------ Recorded information

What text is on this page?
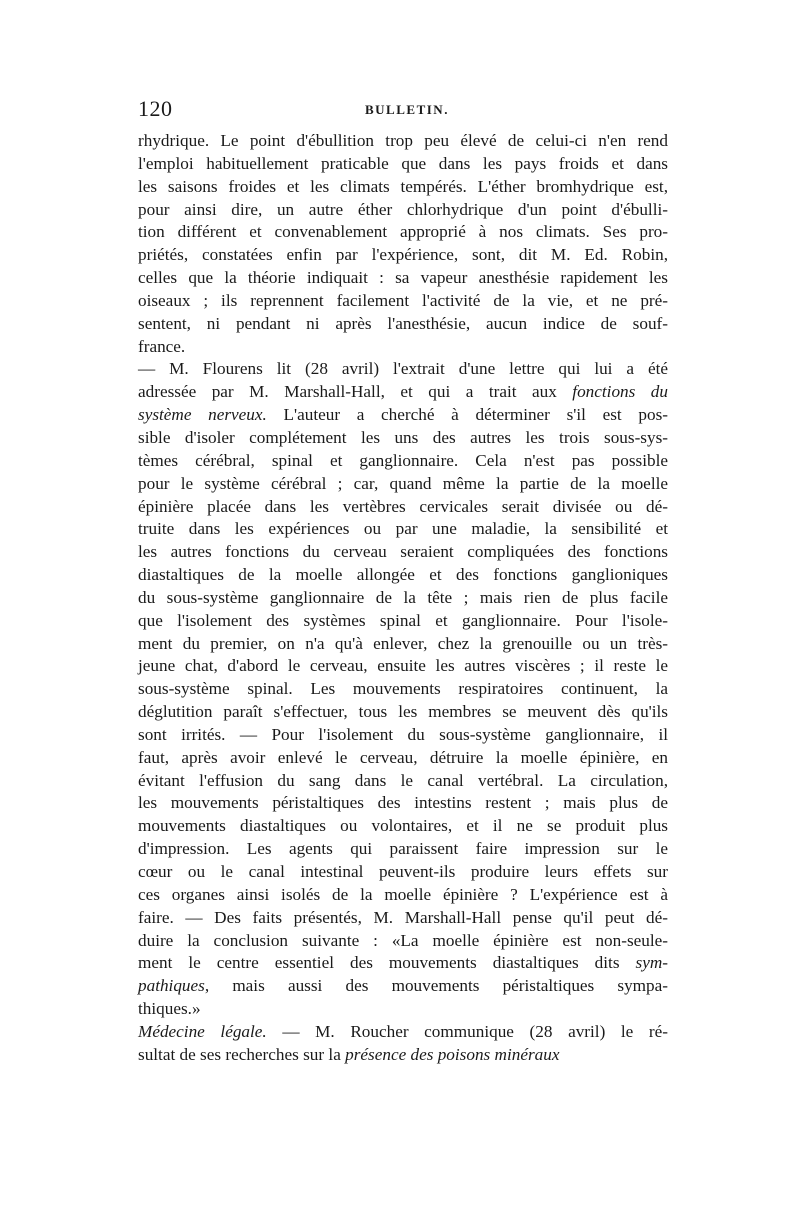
120	BULLETIN.
rhydrique. Le point d'ébullition trop peu élevé de celui-ci n'en rend
l'emploi habituellement praticable que dans les pays froids et dans
les saisons froides et les climats tempérés. L'éther bromhydrique est,
pour ainsi dire, un autre éther chlorhydrique d'un point d'ébulli-
tion différent et convenablement approprié à nos climats. Ses pro-
priétés, constatées enfin par l'expérience, sont, dit M. Ed. Robin,
celles que la théorie indiquait : sa vapeur anesthésie rapidement les
oiseaux ; ils reprennent facilement l'activité de la vie, et ne pré-
sentent, ni pendant ni après l'anesthésie, aucun indice de souf-
france.
— M. Flourens lit (28 avril) l'extrait d'une lettre qui lui a été
adressée par M. Marshall-Hall, et qui a trait aux fonctions du
système nerveux. L'auteur a cherché à déterminer s'il est pos-
sible d'isoler complétement les uns des autres les trois sous-sys-
tèmes cérébral, spinal et ganglionnaire. Cela n'est pas possible
pour le système cérébral ; car, quand même la partie de la moelle
épinière placée dans les vertèbres cervicales serait divisée ou dé-
truite dans les expériences ou par une maladie, la sensibilité et
les autres fonctions du cerveau seraient compliquées des fonctions
diastaltiques de la moelle allongée et des fonctions ganglioniques
du sous-système ganglionnaire de la tête ; mais rien de plus facile
que l'isolement des systèmes spinal et ganglionnaire. Pour l'isole-
ment du premier, on n'a qu'à enlever, chez la grenouille ou un très-
jeune chat, d'abord le cerveau, ensuite les autres viscères ; il reste le
sous-système spinal. Les mouvements respiratoires continuent, la
déglutition paraît s'effectuer, tous les membres se meuvent dès qu'ils
sont irrités. — Pour l'isolement du sous-système ganglionnaire, il
faut, après avoir enlevé le cerveau, détruire la moelle épinière, en
évitant l'effusion du sang dans le canal vertébral. La circulation,
les mouvements péristaltiques des intestins restent ; mais plus de
mouvements diastaltiques ou volontaires, et il ne se produit plus
d'impression. Les agents qui paraissent faire impression sur le
cœur ou le canal intestinal peuvent-ils produire leurs effets sur
ces organes ainsi isolés de la moelle épinière ? L'expérience est à
faire. — Des faits présentés, M. Marshall-Hall pense qu'il peut dé-
duire la conclusion suivante : «La moelle épinière est non-seule-
ment le centre essentiel des mouvements diastaltiques dits sym-
pathiques, mais aussi des mouvements péristaltiques sympa-
thiques.»
Médecine légale. — M. Roucher communique (28 avril) le ré-
sultat de ses recherches sur la présence des poisons minéraux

------------

» Goal of the exercise:
From the listing above, pick out every line containing "Marshall".

» Final result:
adressée par M. Marshall-Hall, et qui a trait aux fonctions du
faire. — Des faits présentés, M. Marshall-Hall pense qu'il peut dé-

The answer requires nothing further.